Please give the listing again in its entirety, exactly as written.
========================================================================
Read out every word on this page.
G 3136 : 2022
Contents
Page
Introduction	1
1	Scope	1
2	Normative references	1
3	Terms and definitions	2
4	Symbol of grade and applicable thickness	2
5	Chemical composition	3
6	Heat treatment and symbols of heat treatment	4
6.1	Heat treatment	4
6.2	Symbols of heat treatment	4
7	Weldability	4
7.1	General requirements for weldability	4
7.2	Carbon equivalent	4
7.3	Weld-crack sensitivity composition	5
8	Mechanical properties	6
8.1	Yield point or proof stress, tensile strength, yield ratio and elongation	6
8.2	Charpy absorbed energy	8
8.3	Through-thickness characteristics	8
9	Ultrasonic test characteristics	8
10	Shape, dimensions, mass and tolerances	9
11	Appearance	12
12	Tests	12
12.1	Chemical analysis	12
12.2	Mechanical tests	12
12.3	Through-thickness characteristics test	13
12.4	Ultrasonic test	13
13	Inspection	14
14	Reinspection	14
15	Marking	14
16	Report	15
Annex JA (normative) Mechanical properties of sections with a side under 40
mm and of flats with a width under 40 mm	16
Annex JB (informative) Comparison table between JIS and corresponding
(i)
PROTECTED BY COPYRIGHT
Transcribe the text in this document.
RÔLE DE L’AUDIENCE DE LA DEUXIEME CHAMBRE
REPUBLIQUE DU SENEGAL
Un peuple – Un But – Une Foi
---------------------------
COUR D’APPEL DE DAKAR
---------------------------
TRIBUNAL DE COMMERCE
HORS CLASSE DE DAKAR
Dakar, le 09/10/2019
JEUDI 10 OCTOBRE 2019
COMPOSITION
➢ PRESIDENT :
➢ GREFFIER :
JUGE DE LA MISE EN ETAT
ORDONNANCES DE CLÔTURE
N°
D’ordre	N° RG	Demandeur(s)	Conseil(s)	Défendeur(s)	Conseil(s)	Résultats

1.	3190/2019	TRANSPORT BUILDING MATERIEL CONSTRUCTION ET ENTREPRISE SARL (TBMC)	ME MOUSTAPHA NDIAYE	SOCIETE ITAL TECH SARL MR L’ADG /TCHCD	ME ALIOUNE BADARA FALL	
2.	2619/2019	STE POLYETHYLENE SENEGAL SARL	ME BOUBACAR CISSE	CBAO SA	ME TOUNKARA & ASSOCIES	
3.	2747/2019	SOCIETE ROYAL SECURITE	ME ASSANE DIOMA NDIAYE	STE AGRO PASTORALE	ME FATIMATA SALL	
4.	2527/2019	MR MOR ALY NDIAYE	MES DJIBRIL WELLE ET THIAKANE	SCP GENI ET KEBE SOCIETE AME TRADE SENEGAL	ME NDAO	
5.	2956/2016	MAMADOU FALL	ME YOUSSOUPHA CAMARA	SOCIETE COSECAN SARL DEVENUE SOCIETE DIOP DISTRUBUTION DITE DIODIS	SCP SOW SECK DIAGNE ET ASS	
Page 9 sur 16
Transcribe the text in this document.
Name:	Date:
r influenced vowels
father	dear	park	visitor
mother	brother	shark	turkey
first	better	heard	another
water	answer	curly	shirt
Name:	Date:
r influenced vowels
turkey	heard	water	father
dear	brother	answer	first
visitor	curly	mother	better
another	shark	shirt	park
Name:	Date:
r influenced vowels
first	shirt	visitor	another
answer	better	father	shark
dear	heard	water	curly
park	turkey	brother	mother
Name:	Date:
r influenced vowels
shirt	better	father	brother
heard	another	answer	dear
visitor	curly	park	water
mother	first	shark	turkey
========================================================================
▶ [Output of the exercise]
Read out every word on this page.
G 3136 : 2022
Contents
Page
Introduction	1
1	Scope	1
2	Normative references	1
3	Terms and definitions	2
4	Symbol of grade and applicable thickness	2
5	Chemical composition	3
6	Heat treatment and symbols of heat treatment	4
6.1	Heat treatment	4
6.2	Symbols of heat treatment	4
7	Weldability	4
7.1	General requirements for weldability	4
7.2	Carbon equivalent	4
7.3	Weld-crack sensitivity composition	5
8	Mechanical properties	6
8.1	Yield point or proof stress, tensile strength, yield ratio and elongation	6
8.2	Charpy absorbed energy	8
8.3	Through-thickness characteristics	8
9	Ultrasonic test characteristics	8
10	Shape, dimensions, mass and tolerances	9
11	Appearance	12
12	Tests	12
12.1	Chemical analysis	12
12.2	Mechanical tests	12
12.3	Through-thickness characteristics test	13
12.4	Ultrasonic test	13
13	Inspection	14
14	Reinspection	14
15	Marking	14
16	Report	15
Annex JA (normative) Mechanical properties of sections with a side under 40
mm and of flats with a width under 40 mm	16
Annex JB (informative) Comparison table between JIS and corresponding
(i)
PROTECTED BY COPYRIGHT
Transcribe the text in this document.
RÔLE DE L’AUDIENCE DE LA DEUXIEME CHAMBRE
REPUBLIQUE DU SENEGAL
Un peuple – Un But – Une Foi
---------------------------
COUR D’APPEL DE DAKAR
---------------------------
TRIBUNAL DE COMMERCE
HORS CLASSE DE DAKAR
Dakar, le 09/10/2019
JEUDI 10 OCTOBRE 2019
COMPOSITION
➢ PRESIDENT :
➢ GREFFIER :
JUGE DE LA MISE EN ETAT
ORDONNANCES DE CLÔTURE
N°
D’ordre	N° RG	Demandeur(s)	Conseil(s)	Défendeur(s)	Conseil(s)	Résultats

1.	3190/2019	TRANSPORT BUILDING MATERIEL CONSTRUCTION ET ENTREPRISE SARL (TBMC)	ME MOUSTAPHA NDIAYE	SOCIETE ITAL TECH SARL MR L’ADG /TCHCD	ME ALIOUNE BADARA FALL	
2.	2619/2019	STE POLYETHYLENE SENEGAL SARL	ME BOUBACAR CISSE	CBAO SA	ME TOUNKARA & ASSOCIES	
3.	2747/2019	SOCIETE ROYAL SECURITE	ME ASSANE DIOMA NDIAYE	STE AGRO PASTORALE	ME FATIMATA SALL	
4.	2527/2019	MR MOR ALY NDIAYE	MES DJIBRIL WELLE ET THIAKANE	SCP GENI ET KEBE SOCIETE AME TRADE SENEGAL	ME NDAO	
5.	2956/2016	MAMADOU FALL	ME YOUSSOUPHA CAMARA	SOCIETE COSECAN SARL DEVENUE SOCIETE DIOP DISTRUBUTION DITE DIODIS	SCP SOW SECK DIAGNE ET ASS	
Page 9 sur 16
Transcribe the text in this document.
Name:	Date:
r influenced vowels
father	dear	park	visitor
mother	brother	shark	turkey
first	better	heard	another
water	answer	curly	shirt
Name:	Date:
r influenced vowels
turkey	heard	water	father
dear	brother	answer	first
visitor	curly	mother	better
another	shark	shirt	park
Name:	Date:
r influenced vowels
first	shirt	visitor	another
answer	better	father	shark
dear	heard	water	curly
park	turkey	brother	mother
Name:	Date:
r influenced vowels
shirt	better	father	brother
heard	another	answer	dear
visitor	curly	park	water
mother	first	shark	turkey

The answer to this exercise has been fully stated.